• _Selected excerpt_:
+++++

Skip to content

johnmschoonover/DnD_Session_Transcribe

Repository files navigation

DnD Session Transcribe

Project Overview

This repository wraps an end-to-end speech transcription workflow optimized for tabletop roleplaying game sessions and similarly long recordings. The installable CLI entry point, dnd-transcribe, orchestrates preprocessing, automatic speech recognition (ASR), alignment, and diarization into a single command so you can go from raw audio to timecoded, speaker-attributed transcripts with minimal manual effort.

Pipeline Summary

dnd-transcribe wires together the following stages:

  1. Optional preprocessing – Copies audio into RAM for faster IO (--ram) and can run vocal extraction (--vocal-extract with off or bandpass).
  2. Faster-Whisper ASR – Generates initial segments, optionally primed with hotwords, an initial prompt, and post-run spelling correction maps.
  3. Optional precise re-run – Reruns difficult spans with more exact ASR settings when --precise-rerun is enabled.
  4. WhisperX alignment – Refines word-level timestamps for the recognized text.
  5. pyannote diarization – Separates speakers and aligns segments to diarization turns.
  6. Speaker assignment & output writing – Merges transcripts with speaker turns and emits .srt, .vtt, .txt, and .json artifacts per session.

Installation

After cloning the repository, install the project in an isolated environment once the pyproject.toml is available:

python -m venv .venv
source .venv/bin/activate
pip install --upgrade pip
pip install .

This pulls in the dependencies declared in the project metadata so the CLI can run without additional manual steps.

+++++

• _Extracted entries_:
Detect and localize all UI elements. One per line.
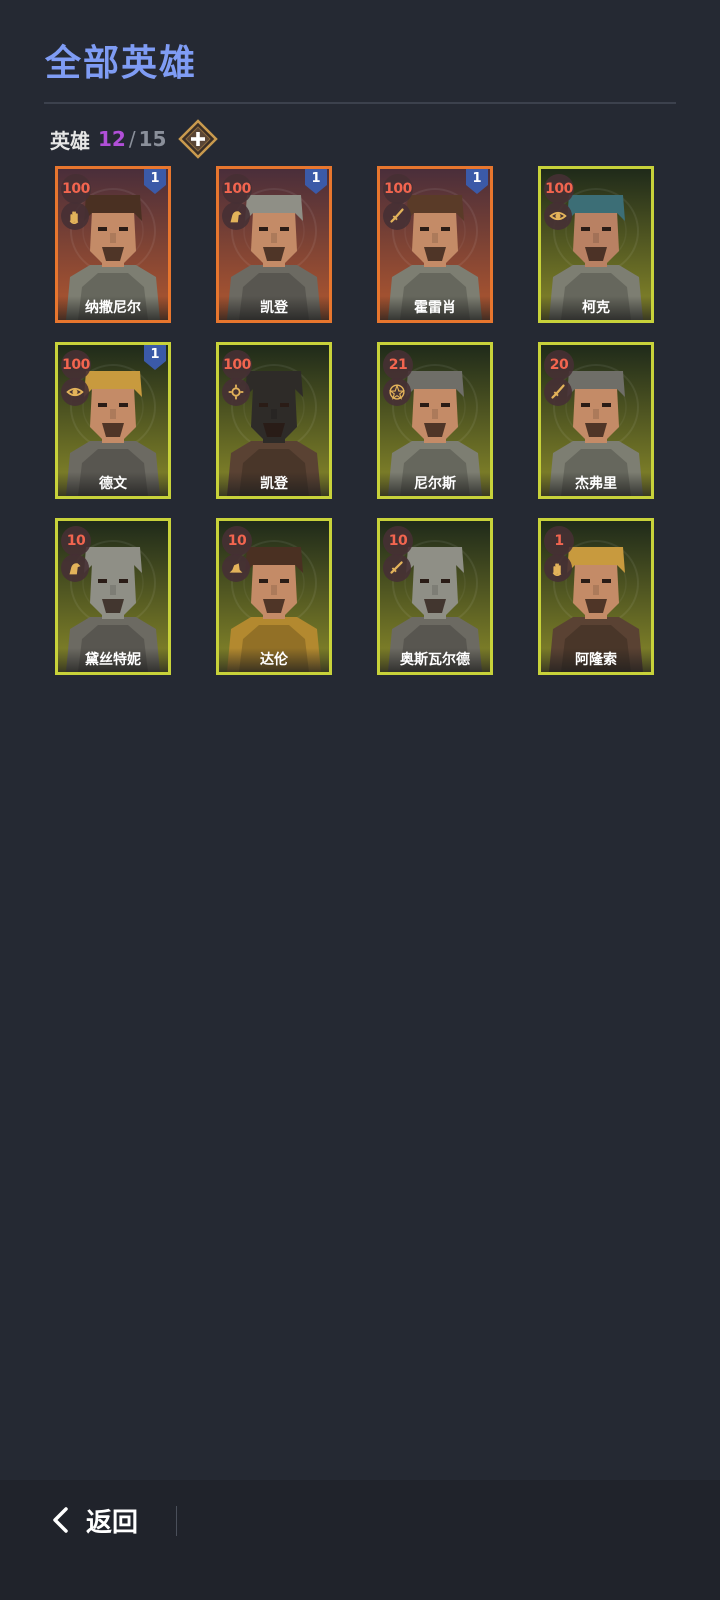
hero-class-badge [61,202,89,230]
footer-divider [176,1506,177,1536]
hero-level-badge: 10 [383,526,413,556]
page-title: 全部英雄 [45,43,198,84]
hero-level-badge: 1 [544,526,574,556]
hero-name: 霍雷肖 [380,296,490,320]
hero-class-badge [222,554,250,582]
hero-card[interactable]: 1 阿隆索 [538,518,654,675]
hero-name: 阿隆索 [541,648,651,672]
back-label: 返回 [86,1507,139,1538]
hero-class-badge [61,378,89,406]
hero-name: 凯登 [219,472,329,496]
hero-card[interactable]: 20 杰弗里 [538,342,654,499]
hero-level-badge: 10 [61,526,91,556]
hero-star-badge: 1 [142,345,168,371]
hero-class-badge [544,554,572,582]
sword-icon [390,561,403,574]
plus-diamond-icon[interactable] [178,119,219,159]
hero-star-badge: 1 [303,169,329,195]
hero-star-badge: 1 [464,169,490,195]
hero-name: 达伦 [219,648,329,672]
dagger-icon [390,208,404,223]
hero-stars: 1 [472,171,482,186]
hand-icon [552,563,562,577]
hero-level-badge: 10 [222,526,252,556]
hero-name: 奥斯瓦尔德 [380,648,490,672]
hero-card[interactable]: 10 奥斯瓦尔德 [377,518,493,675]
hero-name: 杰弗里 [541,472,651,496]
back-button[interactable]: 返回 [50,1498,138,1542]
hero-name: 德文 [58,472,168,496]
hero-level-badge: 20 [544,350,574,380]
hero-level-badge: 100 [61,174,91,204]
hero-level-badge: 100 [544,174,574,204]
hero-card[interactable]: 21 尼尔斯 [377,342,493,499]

+++++

• _What is asked_:
[a] Using the DnD Session Transcribe page, decide whether each statement agrees with it. Answer yes or no for each, and quote the words that settle it.
(i) The WhisperX stage refines word-level timestamps.
(ii) The precise re-run happens on every run of the tool.
(iii) Speakers are separated by pyannote.
[b] According to the DnD Session Transcribe page, which two settings can be used with --vocal-extract?
[c] List every output file type that the DnD Session Transcribe page says the tool writes for each session.
The listing isn't needed for any of this.

• _Solutions to each task_:
[a]
(i) Yes: "WhisperX alignment – Refines word-level timestamps for the recognized text."
(ii) No: "Reruns difficult spans with more exact ASR settings when --precise-rerun is enabled."
(iii) Yes: "pyannote diarization – Separates speakers and aligns segments to diarization turns."

[b] off or bandpass

[c] .srt, .vtt, .txt, .json